(Excerpt from a dataset)
+-------+
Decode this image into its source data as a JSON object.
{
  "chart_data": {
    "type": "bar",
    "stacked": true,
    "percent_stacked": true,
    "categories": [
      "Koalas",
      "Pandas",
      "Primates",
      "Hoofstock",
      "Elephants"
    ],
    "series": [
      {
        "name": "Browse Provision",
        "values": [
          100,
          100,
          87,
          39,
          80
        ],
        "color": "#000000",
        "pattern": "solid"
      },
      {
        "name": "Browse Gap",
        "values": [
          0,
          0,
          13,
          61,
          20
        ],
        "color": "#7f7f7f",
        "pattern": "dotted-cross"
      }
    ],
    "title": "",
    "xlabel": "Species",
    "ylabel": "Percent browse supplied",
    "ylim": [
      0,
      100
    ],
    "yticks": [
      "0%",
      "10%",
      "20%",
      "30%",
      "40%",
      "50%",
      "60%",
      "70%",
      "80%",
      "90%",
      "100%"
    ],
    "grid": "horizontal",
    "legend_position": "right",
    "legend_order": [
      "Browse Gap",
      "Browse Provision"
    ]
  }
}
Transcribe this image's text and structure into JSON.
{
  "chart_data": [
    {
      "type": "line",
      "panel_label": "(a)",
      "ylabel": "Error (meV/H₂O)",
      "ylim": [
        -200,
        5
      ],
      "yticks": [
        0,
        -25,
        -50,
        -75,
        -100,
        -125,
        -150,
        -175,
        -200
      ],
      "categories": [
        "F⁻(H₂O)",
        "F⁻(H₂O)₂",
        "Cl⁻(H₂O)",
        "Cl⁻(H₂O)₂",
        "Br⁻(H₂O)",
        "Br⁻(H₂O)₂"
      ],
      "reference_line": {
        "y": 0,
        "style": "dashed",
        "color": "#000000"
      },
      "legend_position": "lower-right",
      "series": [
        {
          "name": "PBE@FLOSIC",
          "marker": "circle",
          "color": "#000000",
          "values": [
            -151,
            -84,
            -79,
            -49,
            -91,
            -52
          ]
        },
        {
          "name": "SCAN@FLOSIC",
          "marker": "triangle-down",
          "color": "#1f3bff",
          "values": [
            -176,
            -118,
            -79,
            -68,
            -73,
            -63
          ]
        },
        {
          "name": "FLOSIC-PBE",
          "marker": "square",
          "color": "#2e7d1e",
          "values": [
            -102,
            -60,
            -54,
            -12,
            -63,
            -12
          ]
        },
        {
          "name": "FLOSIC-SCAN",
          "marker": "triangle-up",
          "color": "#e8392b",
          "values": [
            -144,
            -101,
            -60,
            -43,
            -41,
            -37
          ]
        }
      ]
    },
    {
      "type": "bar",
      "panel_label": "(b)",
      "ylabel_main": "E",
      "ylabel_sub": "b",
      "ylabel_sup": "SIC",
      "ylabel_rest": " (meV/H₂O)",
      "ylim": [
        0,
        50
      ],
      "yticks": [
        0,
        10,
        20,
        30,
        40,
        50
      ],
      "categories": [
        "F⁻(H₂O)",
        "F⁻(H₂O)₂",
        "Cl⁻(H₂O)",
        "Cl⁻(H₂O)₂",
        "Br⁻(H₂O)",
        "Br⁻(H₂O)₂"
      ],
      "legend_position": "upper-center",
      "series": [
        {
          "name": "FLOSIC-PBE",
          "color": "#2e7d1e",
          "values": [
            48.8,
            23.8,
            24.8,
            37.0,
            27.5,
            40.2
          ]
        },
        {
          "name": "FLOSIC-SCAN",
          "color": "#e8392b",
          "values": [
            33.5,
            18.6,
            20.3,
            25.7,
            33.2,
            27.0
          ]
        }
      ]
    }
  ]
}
+-------+
Across the records, count the lines holding the string "triangle". Give the number and stop.

2